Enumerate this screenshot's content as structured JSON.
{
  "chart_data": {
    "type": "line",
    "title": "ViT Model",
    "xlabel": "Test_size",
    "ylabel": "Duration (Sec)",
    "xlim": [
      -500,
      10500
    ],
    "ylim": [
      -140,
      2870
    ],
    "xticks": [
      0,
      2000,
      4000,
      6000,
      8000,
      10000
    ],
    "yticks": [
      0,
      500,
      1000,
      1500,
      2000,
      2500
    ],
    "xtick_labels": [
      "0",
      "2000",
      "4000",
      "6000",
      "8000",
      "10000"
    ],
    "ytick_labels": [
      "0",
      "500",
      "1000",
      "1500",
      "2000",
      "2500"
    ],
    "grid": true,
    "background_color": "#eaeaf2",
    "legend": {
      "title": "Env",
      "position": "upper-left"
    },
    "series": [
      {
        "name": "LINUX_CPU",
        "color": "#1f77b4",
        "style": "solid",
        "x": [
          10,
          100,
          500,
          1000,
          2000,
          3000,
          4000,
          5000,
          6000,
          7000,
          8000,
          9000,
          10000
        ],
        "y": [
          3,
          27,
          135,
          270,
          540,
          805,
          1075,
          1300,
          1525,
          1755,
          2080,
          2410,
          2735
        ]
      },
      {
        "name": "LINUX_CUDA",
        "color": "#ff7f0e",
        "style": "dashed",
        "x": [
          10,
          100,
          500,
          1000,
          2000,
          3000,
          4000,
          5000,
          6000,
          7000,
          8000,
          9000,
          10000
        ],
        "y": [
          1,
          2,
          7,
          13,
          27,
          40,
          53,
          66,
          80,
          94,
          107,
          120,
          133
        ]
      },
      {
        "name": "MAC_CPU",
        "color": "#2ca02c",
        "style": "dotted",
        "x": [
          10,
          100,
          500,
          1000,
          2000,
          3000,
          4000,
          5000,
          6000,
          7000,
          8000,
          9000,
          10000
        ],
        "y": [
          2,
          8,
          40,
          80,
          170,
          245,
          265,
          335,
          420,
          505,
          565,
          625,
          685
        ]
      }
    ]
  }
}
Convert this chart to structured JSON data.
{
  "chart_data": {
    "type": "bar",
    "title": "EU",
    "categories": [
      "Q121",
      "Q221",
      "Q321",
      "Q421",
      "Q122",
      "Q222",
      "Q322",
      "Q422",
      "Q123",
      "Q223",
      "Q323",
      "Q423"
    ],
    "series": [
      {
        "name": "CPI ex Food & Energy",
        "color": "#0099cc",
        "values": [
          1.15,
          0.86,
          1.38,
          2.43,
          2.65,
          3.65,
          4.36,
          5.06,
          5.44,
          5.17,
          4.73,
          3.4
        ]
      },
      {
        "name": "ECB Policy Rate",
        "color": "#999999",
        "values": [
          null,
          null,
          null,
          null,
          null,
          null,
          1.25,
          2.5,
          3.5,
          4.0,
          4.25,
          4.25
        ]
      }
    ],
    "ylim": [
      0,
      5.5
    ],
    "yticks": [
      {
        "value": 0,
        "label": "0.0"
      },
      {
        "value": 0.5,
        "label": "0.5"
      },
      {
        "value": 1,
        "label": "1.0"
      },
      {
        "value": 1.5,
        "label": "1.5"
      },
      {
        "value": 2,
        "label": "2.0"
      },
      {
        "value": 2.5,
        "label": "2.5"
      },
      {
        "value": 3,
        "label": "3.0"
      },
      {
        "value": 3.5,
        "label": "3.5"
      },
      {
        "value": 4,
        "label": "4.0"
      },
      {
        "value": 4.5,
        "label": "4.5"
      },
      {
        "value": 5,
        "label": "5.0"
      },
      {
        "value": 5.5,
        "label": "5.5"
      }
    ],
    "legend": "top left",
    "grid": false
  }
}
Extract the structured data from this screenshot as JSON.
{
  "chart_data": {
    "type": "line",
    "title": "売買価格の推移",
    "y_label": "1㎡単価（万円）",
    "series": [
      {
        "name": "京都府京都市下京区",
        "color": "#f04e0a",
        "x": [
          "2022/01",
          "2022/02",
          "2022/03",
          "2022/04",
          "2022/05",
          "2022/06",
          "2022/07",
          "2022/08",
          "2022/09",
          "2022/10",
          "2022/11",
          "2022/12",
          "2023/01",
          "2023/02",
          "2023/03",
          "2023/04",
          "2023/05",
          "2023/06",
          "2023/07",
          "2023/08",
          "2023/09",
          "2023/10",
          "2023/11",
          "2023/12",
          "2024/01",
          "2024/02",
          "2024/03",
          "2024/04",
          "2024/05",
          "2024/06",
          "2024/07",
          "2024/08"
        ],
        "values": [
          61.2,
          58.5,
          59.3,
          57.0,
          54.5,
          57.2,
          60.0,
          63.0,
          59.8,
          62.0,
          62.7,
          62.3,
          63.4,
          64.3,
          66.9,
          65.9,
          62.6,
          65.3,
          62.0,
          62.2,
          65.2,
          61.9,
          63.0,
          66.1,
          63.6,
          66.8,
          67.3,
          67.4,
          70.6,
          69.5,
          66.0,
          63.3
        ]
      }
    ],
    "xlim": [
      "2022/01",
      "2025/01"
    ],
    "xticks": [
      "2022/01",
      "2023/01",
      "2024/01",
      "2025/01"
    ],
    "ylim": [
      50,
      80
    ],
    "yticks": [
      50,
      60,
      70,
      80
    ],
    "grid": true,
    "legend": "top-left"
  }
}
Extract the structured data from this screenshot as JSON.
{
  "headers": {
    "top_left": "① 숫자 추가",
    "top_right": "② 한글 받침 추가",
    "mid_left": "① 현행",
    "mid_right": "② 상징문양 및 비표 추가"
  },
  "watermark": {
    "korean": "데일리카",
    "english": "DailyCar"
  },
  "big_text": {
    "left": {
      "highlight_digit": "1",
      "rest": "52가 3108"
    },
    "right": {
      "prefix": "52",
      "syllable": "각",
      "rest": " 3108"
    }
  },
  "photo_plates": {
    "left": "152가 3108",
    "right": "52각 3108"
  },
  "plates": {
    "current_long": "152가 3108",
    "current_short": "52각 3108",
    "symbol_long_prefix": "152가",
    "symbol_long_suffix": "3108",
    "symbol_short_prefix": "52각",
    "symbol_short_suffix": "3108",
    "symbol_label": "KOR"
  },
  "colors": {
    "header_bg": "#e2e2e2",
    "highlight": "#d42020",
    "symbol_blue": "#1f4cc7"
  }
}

☆ ☆ ☆ ☆ ☆

# YOUR TASK
Look over the listing above. Pick out and copy every line that includes "style".

# ANSWER BELOW
        "style": "solid",
        "style": "dashed",
        "style": "dotted",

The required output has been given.